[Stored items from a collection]
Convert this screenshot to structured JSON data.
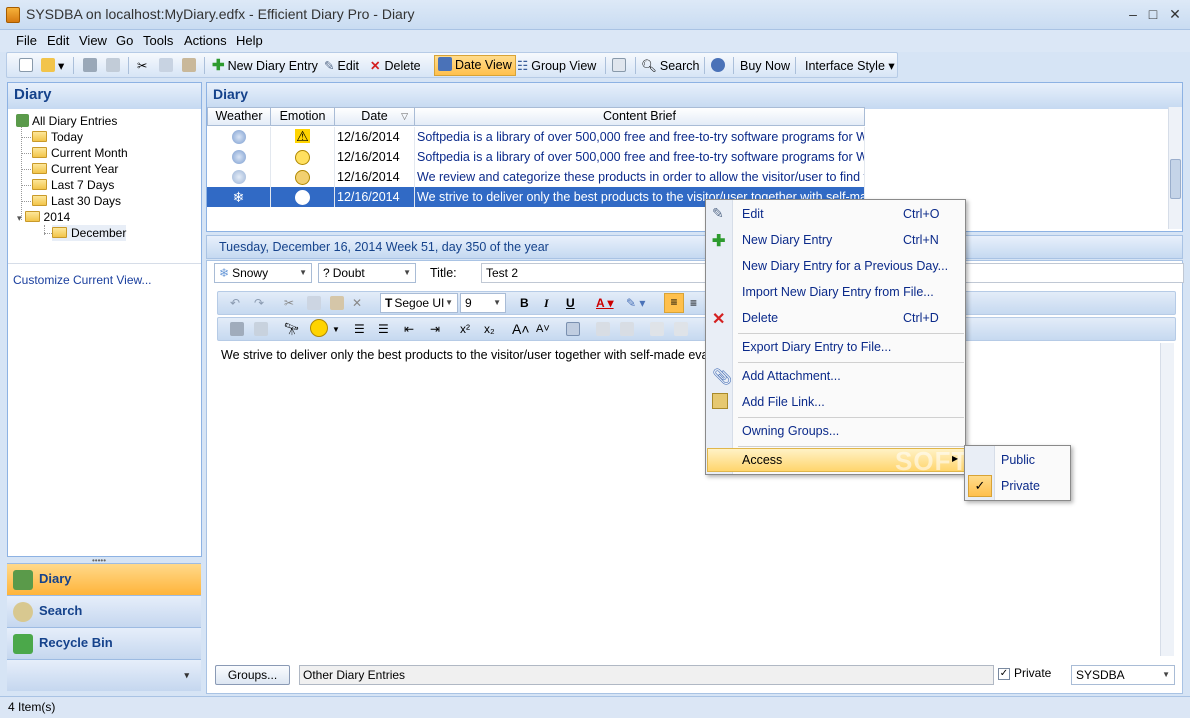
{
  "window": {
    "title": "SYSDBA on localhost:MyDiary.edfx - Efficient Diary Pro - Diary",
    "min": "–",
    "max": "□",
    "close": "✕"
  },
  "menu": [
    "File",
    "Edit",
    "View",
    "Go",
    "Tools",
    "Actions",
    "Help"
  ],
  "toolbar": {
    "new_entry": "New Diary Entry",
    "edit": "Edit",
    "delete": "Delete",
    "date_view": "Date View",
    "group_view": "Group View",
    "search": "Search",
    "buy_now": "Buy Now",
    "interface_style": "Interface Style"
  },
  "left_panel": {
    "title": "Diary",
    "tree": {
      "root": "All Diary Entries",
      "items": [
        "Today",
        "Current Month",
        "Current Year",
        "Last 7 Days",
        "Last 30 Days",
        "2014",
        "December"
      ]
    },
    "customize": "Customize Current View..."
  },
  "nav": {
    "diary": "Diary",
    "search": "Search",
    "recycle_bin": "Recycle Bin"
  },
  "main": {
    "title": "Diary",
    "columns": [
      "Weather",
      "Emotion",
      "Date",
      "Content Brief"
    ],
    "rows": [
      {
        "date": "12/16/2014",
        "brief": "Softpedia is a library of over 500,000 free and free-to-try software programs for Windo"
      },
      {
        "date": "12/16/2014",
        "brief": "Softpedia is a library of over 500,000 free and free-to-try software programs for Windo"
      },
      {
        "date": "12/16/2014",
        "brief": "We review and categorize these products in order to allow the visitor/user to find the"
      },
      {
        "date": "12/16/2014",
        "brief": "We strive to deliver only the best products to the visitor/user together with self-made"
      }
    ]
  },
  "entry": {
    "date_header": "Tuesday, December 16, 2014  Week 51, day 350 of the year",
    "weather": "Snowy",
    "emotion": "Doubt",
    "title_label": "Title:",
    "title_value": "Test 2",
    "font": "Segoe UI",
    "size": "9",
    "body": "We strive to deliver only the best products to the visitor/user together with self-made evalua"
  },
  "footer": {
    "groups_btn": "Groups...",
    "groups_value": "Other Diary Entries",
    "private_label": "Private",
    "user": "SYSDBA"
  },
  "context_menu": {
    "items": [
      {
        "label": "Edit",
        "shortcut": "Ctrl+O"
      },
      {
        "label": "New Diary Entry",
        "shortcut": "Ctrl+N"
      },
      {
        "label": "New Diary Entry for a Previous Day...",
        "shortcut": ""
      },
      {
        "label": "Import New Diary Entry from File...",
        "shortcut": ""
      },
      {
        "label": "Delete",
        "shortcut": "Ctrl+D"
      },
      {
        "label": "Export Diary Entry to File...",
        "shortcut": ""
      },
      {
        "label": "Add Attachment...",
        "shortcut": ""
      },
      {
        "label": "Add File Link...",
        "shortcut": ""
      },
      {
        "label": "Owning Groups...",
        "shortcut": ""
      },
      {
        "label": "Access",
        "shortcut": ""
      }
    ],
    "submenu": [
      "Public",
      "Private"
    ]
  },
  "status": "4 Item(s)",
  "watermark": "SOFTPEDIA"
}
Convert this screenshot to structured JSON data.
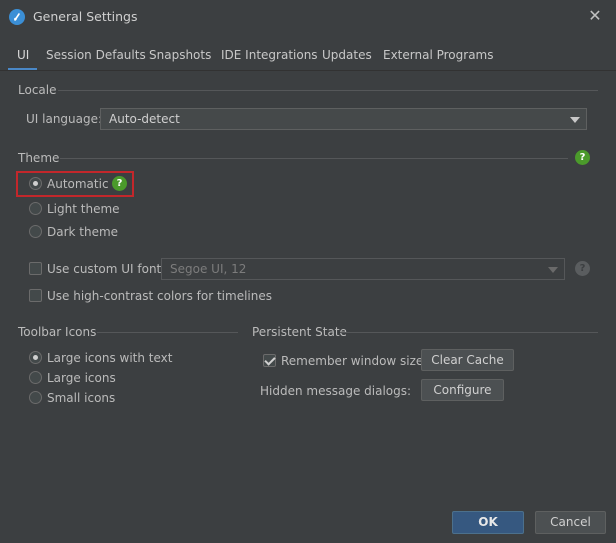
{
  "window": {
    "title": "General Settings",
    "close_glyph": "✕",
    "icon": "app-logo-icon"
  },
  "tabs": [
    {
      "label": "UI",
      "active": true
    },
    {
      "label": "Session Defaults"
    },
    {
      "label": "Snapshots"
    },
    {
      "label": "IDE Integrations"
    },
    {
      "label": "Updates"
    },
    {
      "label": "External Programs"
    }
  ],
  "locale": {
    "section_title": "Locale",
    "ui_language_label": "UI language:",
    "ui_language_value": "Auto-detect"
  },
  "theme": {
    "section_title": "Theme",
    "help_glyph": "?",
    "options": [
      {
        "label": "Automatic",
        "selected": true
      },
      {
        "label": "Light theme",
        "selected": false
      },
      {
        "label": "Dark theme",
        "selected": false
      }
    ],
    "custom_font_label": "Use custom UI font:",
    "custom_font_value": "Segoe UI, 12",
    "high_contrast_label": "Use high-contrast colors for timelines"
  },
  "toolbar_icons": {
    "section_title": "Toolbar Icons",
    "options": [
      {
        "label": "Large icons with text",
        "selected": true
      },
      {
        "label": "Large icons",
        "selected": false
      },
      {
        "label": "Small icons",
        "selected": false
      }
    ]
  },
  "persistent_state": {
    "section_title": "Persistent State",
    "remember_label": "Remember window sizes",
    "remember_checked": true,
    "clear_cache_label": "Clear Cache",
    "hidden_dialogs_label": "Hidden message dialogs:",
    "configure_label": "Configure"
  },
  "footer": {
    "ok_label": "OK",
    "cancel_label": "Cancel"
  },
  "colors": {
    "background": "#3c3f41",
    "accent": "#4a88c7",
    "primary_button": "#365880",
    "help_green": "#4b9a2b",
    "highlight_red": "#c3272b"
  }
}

...

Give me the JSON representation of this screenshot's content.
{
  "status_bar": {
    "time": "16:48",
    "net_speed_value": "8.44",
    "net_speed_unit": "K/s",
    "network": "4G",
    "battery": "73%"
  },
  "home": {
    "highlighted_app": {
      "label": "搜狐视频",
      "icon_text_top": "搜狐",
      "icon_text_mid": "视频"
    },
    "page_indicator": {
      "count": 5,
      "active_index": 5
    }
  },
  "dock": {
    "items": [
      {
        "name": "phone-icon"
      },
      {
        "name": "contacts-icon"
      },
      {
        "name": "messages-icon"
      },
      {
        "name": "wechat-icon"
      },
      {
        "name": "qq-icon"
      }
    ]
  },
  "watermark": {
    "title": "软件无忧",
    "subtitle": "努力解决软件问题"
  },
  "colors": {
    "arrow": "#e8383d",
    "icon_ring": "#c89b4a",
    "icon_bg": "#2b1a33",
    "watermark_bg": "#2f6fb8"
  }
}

** Directions **
Give only the number of lines above that hold the string "Current".

** Written response **
3